What the task requires:
Repeat exactly, and only, the lines from the one containing "What's the underlying" through the end of the records.

Dataset content:
--- BEGIN ---

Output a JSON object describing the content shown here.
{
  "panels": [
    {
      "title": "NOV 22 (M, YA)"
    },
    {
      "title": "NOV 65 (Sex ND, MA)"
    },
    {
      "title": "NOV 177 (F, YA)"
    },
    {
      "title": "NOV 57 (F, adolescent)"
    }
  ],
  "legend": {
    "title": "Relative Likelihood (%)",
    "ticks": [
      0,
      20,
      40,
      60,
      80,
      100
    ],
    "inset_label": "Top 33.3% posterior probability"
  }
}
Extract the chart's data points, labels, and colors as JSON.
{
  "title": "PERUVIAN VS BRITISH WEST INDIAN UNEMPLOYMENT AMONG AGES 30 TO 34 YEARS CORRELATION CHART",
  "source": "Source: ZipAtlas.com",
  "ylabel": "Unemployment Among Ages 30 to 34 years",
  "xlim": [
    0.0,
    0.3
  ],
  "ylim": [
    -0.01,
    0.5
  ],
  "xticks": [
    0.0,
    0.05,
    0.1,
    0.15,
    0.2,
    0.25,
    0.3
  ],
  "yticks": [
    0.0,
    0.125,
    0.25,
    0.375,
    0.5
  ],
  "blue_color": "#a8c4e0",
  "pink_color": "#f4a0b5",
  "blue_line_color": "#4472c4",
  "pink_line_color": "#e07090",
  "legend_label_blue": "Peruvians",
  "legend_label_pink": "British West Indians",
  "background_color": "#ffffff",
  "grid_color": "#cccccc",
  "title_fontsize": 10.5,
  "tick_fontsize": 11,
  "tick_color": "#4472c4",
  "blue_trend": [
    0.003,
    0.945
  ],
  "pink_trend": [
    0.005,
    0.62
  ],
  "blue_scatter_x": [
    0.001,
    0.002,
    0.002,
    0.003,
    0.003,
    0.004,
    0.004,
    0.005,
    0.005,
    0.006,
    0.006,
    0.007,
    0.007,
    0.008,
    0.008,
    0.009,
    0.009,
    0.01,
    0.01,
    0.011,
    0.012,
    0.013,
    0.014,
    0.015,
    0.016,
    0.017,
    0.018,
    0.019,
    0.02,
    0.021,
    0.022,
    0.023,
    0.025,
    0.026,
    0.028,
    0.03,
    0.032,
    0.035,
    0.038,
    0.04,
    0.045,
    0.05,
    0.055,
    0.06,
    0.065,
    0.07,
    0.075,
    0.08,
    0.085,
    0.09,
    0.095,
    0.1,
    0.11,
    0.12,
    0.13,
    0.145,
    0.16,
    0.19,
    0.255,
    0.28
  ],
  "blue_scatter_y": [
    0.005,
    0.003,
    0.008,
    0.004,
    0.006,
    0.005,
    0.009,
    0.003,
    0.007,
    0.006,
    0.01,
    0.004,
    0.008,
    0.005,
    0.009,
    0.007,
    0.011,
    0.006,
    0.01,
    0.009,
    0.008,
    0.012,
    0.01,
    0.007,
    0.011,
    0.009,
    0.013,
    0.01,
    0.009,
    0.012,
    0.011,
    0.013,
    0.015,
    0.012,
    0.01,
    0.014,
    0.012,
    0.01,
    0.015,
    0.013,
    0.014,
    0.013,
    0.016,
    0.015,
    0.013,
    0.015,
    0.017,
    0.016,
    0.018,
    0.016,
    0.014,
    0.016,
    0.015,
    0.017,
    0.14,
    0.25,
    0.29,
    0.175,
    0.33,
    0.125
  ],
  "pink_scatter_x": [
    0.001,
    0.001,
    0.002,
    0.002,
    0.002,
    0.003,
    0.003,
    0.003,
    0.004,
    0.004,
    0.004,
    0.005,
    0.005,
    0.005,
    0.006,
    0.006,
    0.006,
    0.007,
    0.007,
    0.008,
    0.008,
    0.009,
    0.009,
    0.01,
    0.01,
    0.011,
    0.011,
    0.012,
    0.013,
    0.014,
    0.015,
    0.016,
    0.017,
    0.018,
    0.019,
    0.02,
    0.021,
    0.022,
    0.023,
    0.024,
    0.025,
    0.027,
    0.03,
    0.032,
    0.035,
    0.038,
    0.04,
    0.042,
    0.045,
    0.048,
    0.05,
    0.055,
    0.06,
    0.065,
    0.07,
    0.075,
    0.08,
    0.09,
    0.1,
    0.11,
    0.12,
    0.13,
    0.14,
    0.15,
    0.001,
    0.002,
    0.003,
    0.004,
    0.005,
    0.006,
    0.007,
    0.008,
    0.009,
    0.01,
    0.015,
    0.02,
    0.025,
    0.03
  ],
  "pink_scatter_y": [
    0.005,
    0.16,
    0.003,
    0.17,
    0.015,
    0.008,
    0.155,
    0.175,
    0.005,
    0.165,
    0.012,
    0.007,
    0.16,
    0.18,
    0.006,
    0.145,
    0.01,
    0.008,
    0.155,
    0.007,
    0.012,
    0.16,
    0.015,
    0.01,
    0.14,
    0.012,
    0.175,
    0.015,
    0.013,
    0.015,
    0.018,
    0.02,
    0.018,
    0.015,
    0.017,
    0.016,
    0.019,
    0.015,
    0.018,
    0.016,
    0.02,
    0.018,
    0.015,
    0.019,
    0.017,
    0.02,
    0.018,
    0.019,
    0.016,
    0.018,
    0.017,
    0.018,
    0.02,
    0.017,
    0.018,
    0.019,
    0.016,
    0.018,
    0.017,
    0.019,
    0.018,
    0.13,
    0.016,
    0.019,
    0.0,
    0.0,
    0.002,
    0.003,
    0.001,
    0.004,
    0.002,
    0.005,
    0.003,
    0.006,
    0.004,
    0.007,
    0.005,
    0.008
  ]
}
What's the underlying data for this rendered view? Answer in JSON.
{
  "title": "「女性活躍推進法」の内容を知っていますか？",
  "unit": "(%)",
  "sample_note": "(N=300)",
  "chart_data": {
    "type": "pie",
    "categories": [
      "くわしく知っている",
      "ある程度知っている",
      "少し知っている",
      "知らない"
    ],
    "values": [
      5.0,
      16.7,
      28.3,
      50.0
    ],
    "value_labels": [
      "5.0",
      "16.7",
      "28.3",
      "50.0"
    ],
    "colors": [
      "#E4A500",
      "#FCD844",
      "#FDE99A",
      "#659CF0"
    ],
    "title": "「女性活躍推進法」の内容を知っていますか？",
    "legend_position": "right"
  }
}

--- END ---

Correct answer:
What's the underlying data for this rendered view? Answer in JSON.
{
  "title": "「女性活躍推進法」の内容を知っていますか？",
  "unit": "(%)",
  "sample_note": "(N=300)",
  "chart_data": {
    "type": "pie",
    "categories": [
      "くわしく知っている",
      "ある程度知っている",
      "少し知っている",
      "知らない"
    ],
    "values": [
      5.0,
      16.7,
      28.3,
      50.0
    ],
    "value_labels": [
      "5.0",
      "16.7",
      "28.3",
      "50.0"
    ],
    "colors": [
      "#E4A500",
      "#FCD844",
      "#FDE99A",
      "#659CF0"
    ],
    "title": "「女性活躍推進法」の内容を知っていますか？",
    "legend_position": "right"
  }
}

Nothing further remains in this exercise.